> [Task goal]
Copy the records below exactly, leaving out any pictures.

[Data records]
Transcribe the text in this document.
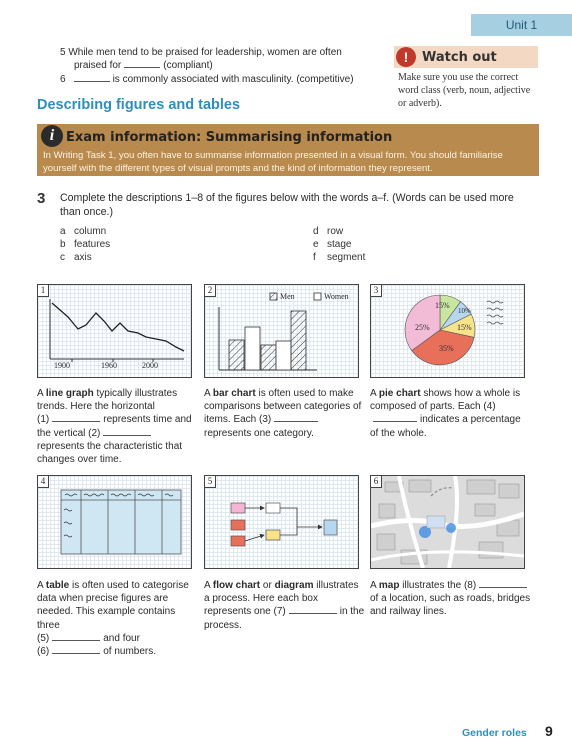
Unit 1
5 While men tend to be praised for leadership, women are often
praised for	(compliant)
6	is commonly associated with masculinity. (competitive)
!	Watch out
Make sure you use the correct word class (verb, noun, adjective or adverb).
Describing figures and tables
i Exam information: Summarising information
In Writing Task 1, you often have to summarise information presented in a visual form. You should familiarise yourself with the different types of visual prompts and the kind of information they represent.
3 Complete the descriptions 1–8 of the figures below with the words a–f. (Words can be used more than once.)
a column
b features
c axis
d row
e stage
f segment
1
1900	1960	2000
2
Men	Women
3
15%
10%
15%
35%
25%
A line graph typically illustrates trends. Here the horizontal
(1)	represents time and the vertical (2)represents the characteristic that changes over time.
A bar chart is often used to make comparisons between categories of items. Each (3)represents one category.
A pie chart shows how a whole is composed of parts. Each (4)indicates a percentage of the whole.
4	5	6
A table is often used to categorise data when precise figures are needed. This example contains three
(5)	and four
(6)	of numbers.
A flow chart or diagram illustrates a process. Here each box represents one (7)	in the process.
A map illustrates the (8)of a location, such as roads, bridges and railway lines.
Gender roles 9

> [Written reply]
Transcribe the text in this document.
Unit 1
5 While men tend to be praised for leadership, women are often
praised for	(compliant)
6	is commonly associated with masculinity. (competitive)
!	Watch out
Make sure you use the correct word class (verb, noun, adjective or adverb).
Describing figures and tables
i Exam information: Summarising information
In Writing Task 1, you often have to summarise information presented in a visual form. You should familiarise yourself with the different types of visual prompts and the kind of information they represent.
3 Complete the descriptions 1–8 of the figures below with the words a–f. (Words can be used more than once.)
a column
b features
c axis
d row
e stage
f segment
1
1900	1960	2000
2
Men	Women
3
15%
10%
15%
35%
25%
A line graph typically illustrates trends. Here the horizontal
(1)	represents time and the vertical (2)represents the characteristic that changes over time.
A bar chart is often used to make comparisons between categories of items. Each (3)represents one category.
A pie chart shows how a whole is composed of parts. Each (4)indicates a percentage of the whole.
4	5	6
A table is often used to categorise data when precise figures are needed. This example contains three
(5)	and four
(6)	of numbers.
A flow chart or diagram illustrates a process. Here each box represents one (7)	in the process.
A map illustrates the (8)of a location, such as roads, bridges and railway lines.
Gender roles 9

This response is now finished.